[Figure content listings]
# # # # #
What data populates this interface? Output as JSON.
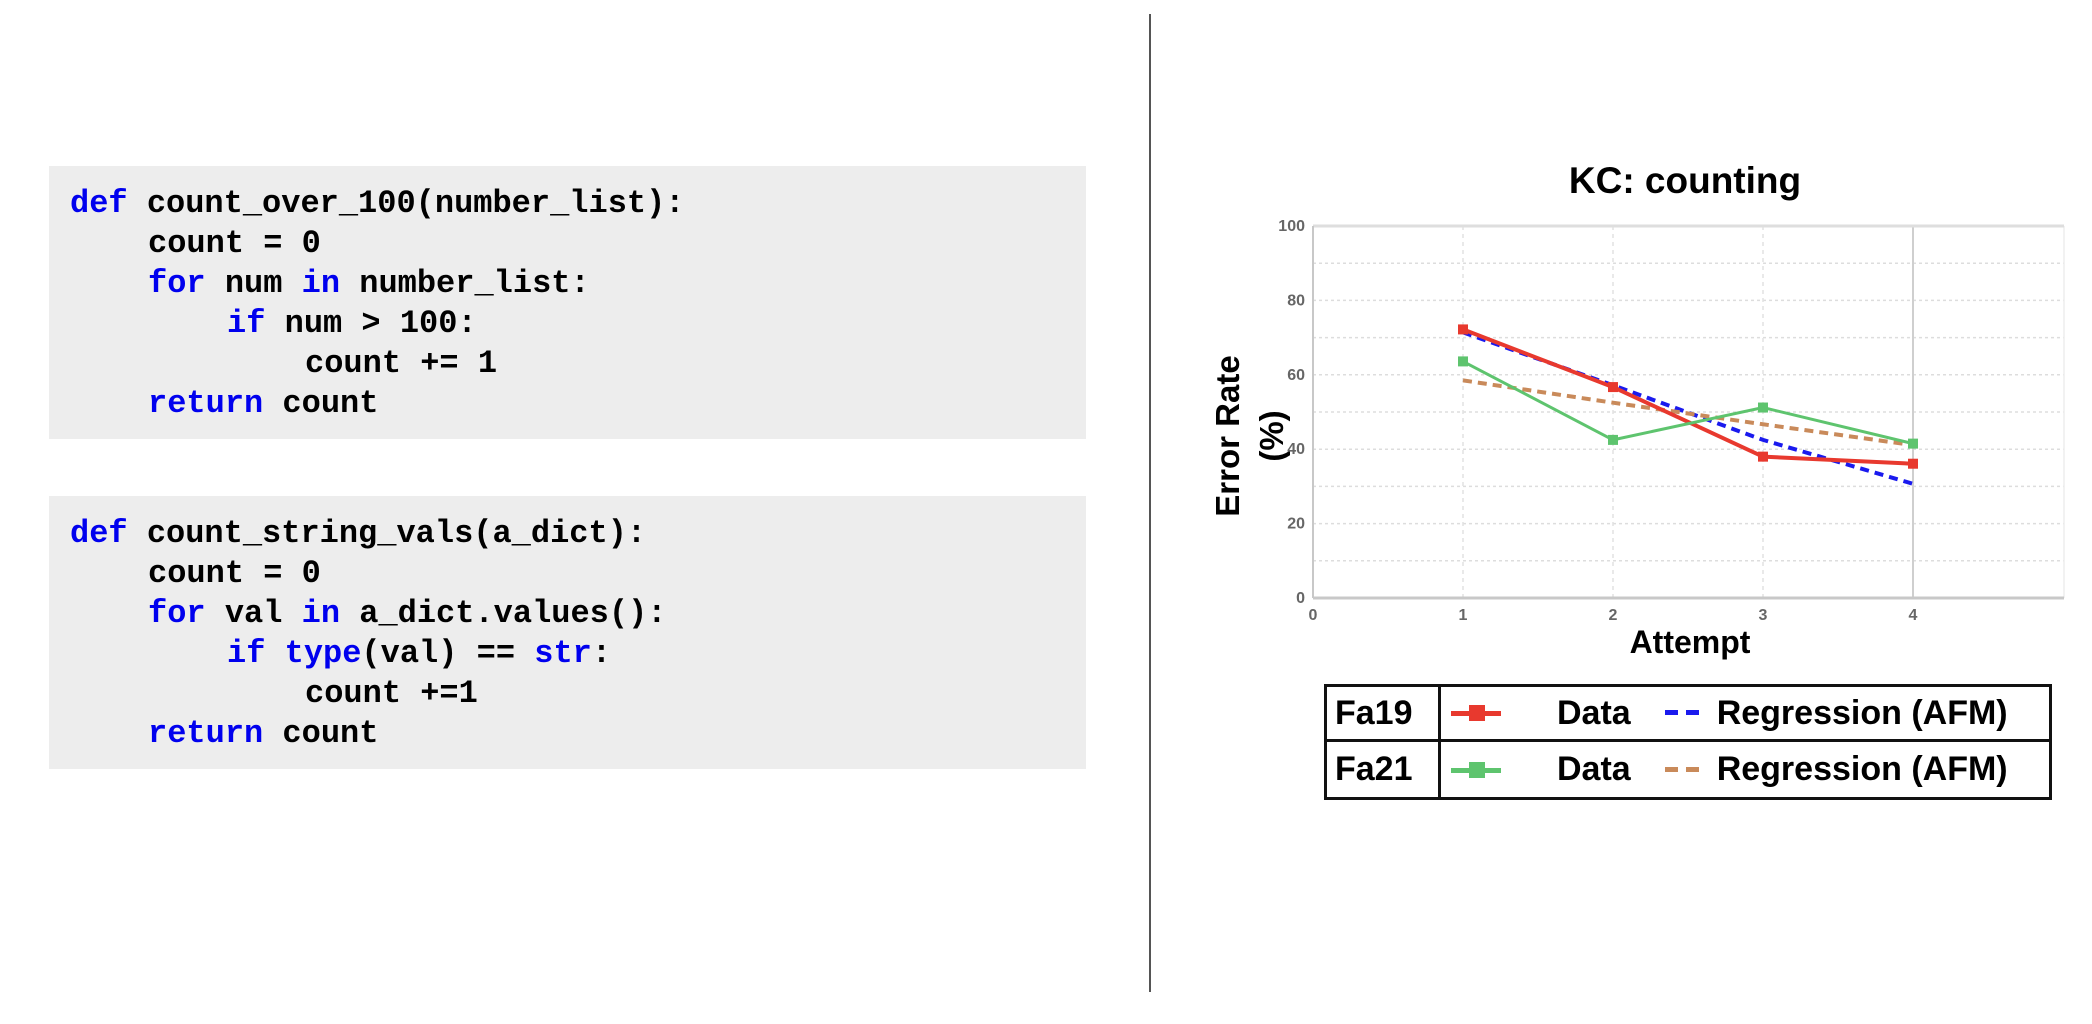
{
  "code_blocks": [
    {
      "lines": [
        {
          "kw": "def",
          "rest": " count_over_100(number_list):"
        },
        {
          "kw": "",
          "rest": "count = 0"
        },
        {
          "kw": "for",
          "rest": " num ",
          "kw2": "in",
          "rest2": " number_list:"
        },
        {
          "kw": "if",
          "rest": " num > 100:"
        },
        {
          "kw": "",
          "rest": "count += 1"
        },
        {
          "kw": "return",
          "rest": " count"
        }
      ]
    },
    {
      "lines": [
        {
          "kw": "def",
          "rest": " count_string_vals(a_dict):"
        },
        {
          "kw": "",
          "rest": "count = 0"
        },
        {
          "kw": "for",
          "rest": " val ",
          "kw2": "in",
          "rest2": " a_dict.values():"
        },
        {
          "kw": "if",
          "rest": " ",
          "kw2": "type",
          "rest2": "(val) == ",
          "kw3": "str",
          "rest3": ":"
        },
        {
          "kw": "",
          "rest": "count +=1"
        },
        {
          "kw": "return",
          "rest": " count"
        }
      ]
    }
  ],
  "colors": {
    "keyword": "#0000ee",
    "code_bg": "#ededed",
    "fa19_data": "#e8392e",
    "fa21_data": "#5ec46e",
    "fa19_regression": "#1a1aee",
    "fa21_regression": "#c98a5a"
  },
  "chart_data": {
    "type": "line",
    "title": "KC: counting",
    "xlabel": "Attempt",
    "ylabel": "Error Rate (%)",
    "ylabel_lines": [
      "Error Rate",
      "(%)"
    ],
    "x": [
      1,
      2,
      3,
      4
    ],
    "x_ticks": [
      "0",
      "1",
      "2",
      "3",
      "4"
    ],
    "y_ticks": [
      "0",
      "20",
      "40",
      "60",
      "80",
      "100"
    ],
    "xlim": [
      0,
      5
    ],
    "ylim": [
      0,
      100
    ],
    "grid": true,
    "series": [
      {
        "name": "Fa19 Data",
        "group": "Fa19",
        "style": "solid-square",
        "values": [
          72.2,
          56.7,
          38.0,
          36.1
        ]
      },
      {
        "name": "Fa19 Regression (AFM)",
        "group": "Fa19",
        "style": "dashed",
        "values": [
          71.4,
          57.2,
          42.5,
          30.7
        ]
      },
      {
        "name": "Fa21 Data",
        "group": "Fa21",
        "style": "solid-square",
        "values": [
          63.6,
          42.5,
          51.2,
          41.5
        ]
      },
      {
        "name": "Fa21 Regression (AFM)",
        "group": "Fa21",
        "style": "dashed",
        "values": [
          58.5,
          52.5,
          46.7,
          41.1
        ]
      }
    ],
    "legend": {
      "position": "below",
      "rows": [
        {
          "group": "Fa19",
          "data_label": "Data",
          "regression_label": "Regression (AFM)"
        },
        {
          "group": "Fa21",
          "data_label": "Data",
          "regression_label": "Regression (AFM)"
        }
      ]
    }
  }
}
# # # # #
Leave the images out and output the remaining material exactly as it stands.

▶ [Answer in full]
What data populates this interface? Output as JSON.
{
  "code_blocks": [
    {
      "lines": [
        {
          "kw": "def",
          "rest": " count_over_100(number_list):"
        },
        {
          "kw": "",
          "rest": "count = 0"
        },
        {
          "kw": "for",
          "rest": " num ",
          "kw2": "in",
          "rest2": " number_list:"
        },
        {
          "kw": "if",
          "rest": " num > 100:"
        },
        {
          "kw": "",
          "rest": "count += 1"
        },
        {
          "kw": "return",
          "rest": " count"
        }
      ]
    },
    {
      "lines": [
        {
          "kw": "def",
          "rest": " count_string_vals(a_dict):"
        },
        {
          "kw": "",
          "rest": "count = 0"
        },
        {
          "kw": "for",
          "rest": " val ",
          "kw2": "in",
          "rest2": " a_dict.values():"
        },
        {
          "kw": "if",
          "rest": " ",
          "kw2": "type",
          "rest2": "(val) == ",
          "kw3": "str",
          "rest3": ":"
        },
        {
          "kw": "",
          "rest": "count +=1"
        },
        {
          "kw": "return",
          "rest": " count"
        }
      ]
    }
  ],
  "colors": {
    "keyword": "#0000ee",
    "code_bg": "#ededed",
    "fa19_data": "#e8392e",
    "fa21_data": "#5ec46e",
    "fa19_regression": "#1a1aee",
    "fa21_regression": "#c98a5a"
  },
  "chart_data": {
    "type": "line",
    "title": "KC: counting",
    "xlabel": "Attempt",
    "ylabel": "Error Rate (%)",
    "ylabel_lines": [
      "Error Rate",
      "(%)"
    ],
    "x": [
      1,
      2,
      3,
      4
    ],
    "x_ticks": [
      "0",
      "1",
      "2",
      "3",
      "4"
    ],
    "y_ticks": [
      "0",
      "20",
      "40",
      "60",
      "80",
      "100"
    ],
    "xlim": [
      0,
      5
    ],
    "ylim": [
      0,
      100
    ],
    "grid": true,
    "series": [
      {
        "name": "Fa19 Data",
        "group": "Fa19",
        "style": "solid-square",
        "values": [
          72.2,
          56.7,
          38.0,
          36.1
        ]
      },
      {
        "name": "Fa19 Regression (AFM)",
        "group": "Fa19",
        "style": "dashed",
        "values": [
          71.4,
          57.2,
          42.5,
          30.7
        ]
      },
      {
        "name": "Fa21 Data",
        "group": "Fa21",
        "style": "solid-square",
        "values": [
          63.6,
          42.5,
          51.2,
          41.5
        ]
      },
      {
        "name": "Fa21 Regression (AFM)",
        "group": "Fa21",
        "style": "dashed",
        "values": [
          58.5,
          52.5,
          46.7,
          41.1
        ]
      }
    ],
    "legend": {
      "position": "below",
      "rows": [
        {
          "group": "Fa19",
          "data_label": "Data",
          "regression_label": "Regression (AFM)"
        },
        {
          "group": "Fa21",
          "data_label": "Data",
          "regression_label": "Regression (AFM)"
        }
      ]
    }
  }
}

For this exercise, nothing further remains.